● QUOTED TEXT:
++++++++++++++++++++

The service should come up and can be accessed in a web browser at http://127.0.0.1:8000. When you access that URL you will be redirected to the documentation page that is generated by the FastAPI package:
The documentation allows you to make requests against the API in order to try it out. Here's a prediction request against the insurance charges model:
And the prediction result:
By using the MLModel base class provided by the ml_base package and the REST service framework provided by the rest_model_service package we're able to quickly stand up a service to host the model. The decorator that we want to test can also be added to the model through configuration, including all of its parameters.
Deploying the Model
Now that we have a working model and model service, we'll need to deploy it somewhere. We'll start by deploying the service locally. Once we have the service and database working locally, we'll deploy everything to the cloud using DigitalOcean's managed kubernetes service.

++++++++++++++++++++

● RECORD EXTRACTS:
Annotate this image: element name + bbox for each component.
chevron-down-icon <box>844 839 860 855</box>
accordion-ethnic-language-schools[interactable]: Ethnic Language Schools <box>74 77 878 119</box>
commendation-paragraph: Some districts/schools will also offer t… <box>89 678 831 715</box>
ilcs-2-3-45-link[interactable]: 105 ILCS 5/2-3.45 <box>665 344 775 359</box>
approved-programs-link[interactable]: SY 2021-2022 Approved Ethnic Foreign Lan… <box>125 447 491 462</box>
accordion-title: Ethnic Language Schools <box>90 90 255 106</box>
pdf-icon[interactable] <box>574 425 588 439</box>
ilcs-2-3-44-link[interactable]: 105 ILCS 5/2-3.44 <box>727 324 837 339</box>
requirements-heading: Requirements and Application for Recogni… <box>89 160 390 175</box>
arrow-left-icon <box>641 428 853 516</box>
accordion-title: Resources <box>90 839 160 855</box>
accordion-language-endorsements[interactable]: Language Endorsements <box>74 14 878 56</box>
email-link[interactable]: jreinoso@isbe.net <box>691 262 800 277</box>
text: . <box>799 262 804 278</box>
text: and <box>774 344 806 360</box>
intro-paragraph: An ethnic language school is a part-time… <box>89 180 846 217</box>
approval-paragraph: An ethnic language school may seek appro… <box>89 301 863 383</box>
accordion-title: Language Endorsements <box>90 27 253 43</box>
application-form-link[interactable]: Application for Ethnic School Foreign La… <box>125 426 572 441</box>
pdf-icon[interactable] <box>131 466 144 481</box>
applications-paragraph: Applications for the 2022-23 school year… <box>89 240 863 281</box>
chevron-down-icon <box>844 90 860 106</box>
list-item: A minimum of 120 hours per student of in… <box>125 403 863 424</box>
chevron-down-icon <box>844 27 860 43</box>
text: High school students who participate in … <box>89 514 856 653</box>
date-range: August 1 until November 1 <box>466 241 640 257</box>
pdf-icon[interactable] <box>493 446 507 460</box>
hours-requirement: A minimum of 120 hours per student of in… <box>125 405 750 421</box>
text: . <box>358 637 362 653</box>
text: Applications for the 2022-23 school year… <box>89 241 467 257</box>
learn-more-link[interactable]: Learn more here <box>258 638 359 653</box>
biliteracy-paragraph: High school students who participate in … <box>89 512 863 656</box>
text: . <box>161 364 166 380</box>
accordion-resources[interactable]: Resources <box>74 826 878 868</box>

++++++++++++++++++++

● EXERCISES:
a. Transcribe the part of the model service excerpt above starting at "Deploying the Model" and ending at "managed kubernetes service.".
b. Answer these questions using the model service excerpt above, one answer per line:
(i) At what URL can the service be accessed in a web browser?
(ii) Which package provides the MLModel base class?
(iii) Whose managed kubernetes service will be used to deploy everything to the cloud?

● RESPONSES FOR EACH TASK:
a.
Deploying the Model
Now that we have a working model and model service, we'll need to deploy it somewhere. We'll start by deploying the service locally. Once we have the service and database working locally, we'll deploy everything to the cloud using DigitalOcean's managed kubernetes service.

b.
(i) http://127.0.0.1:8000
(ii) The ml_base package
(iii) DigitalOcean's